═════ RECORDS TO PROCESS ═════
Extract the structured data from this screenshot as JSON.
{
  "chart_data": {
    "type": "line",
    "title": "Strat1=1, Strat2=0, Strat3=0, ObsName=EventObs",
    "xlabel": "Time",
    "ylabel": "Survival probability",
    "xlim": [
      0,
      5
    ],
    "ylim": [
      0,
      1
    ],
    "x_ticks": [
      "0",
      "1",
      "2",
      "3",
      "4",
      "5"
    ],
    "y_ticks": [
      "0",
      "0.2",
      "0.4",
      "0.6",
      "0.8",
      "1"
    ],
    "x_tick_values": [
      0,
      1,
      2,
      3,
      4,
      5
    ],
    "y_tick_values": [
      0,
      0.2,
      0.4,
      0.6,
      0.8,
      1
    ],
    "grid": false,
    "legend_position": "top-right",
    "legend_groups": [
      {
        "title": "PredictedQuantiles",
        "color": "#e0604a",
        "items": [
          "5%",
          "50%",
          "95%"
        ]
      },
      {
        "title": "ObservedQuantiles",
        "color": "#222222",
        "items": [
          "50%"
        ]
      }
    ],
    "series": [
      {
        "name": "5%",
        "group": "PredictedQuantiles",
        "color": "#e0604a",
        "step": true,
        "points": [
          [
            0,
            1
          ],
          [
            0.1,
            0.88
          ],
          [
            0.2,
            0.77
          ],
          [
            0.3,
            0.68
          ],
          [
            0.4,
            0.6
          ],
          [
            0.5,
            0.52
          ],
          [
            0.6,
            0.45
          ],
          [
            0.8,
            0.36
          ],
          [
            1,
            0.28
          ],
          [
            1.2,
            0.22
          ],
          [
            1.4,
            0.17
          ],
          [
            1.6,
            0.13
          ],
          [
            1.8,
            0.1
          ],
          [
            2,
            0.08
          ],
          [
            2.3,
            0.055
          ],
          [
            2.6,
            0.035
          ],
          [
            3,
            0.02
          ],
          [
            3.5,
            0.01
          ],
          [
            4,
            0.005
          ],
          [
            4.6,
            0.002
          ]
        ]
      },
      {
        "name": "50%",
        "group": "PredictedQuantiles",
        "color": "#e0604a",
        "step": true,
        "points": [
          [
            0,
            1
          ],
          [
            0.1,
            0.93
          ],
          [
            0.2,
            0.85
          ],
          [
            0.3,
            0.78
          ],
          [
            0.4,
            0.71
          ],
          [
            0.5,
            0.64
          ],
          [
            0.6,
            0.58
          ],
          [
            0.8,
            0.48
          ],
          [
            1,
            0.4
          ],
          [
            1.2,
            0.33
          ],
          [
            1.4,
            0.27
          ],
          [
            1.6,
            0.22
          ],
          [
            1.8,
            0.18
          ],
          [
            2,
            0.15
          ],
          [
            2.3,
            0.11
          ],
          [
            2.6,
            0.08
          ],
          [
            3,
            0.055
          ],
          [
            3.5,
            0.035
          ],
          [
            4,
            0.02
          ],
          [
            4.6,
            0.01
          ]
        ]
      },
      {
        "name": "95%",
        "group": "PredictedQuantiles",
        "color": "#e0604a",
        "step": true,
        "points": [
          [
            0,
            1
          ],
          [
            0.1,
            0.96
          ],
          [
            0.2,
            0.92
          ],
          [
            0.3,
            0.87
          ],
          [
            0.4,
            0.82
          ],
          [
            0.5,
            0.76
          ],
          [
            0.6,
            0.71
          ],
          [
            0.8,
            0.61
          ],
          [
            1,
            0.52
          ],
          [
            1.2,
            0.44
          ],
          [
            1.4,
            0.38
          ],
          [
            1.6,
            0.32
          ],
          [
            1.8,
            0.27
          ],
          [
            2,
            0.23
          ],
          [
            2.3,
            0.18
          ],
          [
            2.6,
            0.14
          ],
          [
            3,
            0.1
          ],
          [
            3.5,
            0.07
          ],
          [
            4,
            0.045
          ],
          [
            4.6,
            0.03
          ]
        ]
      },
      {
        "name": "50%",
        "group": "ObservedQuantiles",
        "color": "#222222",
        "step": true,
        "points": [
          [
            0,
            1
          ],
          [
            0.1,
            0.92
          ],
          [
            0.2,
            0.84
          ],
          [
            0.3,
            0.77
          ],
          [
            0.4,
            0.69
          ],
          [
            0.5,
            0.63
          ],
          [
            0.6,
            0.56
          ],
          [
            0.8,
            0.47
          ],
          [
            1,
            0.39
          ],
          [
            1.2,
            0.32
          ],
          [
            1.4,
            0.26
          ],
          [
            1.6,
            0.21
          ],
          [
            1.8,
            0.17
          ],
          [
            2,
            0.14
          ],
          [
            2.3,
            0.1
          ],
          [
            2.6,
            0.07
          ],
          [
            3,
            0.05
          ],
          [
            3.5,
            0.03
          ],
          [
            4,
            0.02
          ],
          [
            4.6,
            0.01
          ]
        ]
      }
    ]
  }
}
═════
**EXERCISE DESCRIPTION**
Extract each line from the listing that holds the word "ObservedQuantiles".

**ANSWER TO THIS TASK**
        "title": "ObservedQuantiles",
        "group": "ObservedQuantiles",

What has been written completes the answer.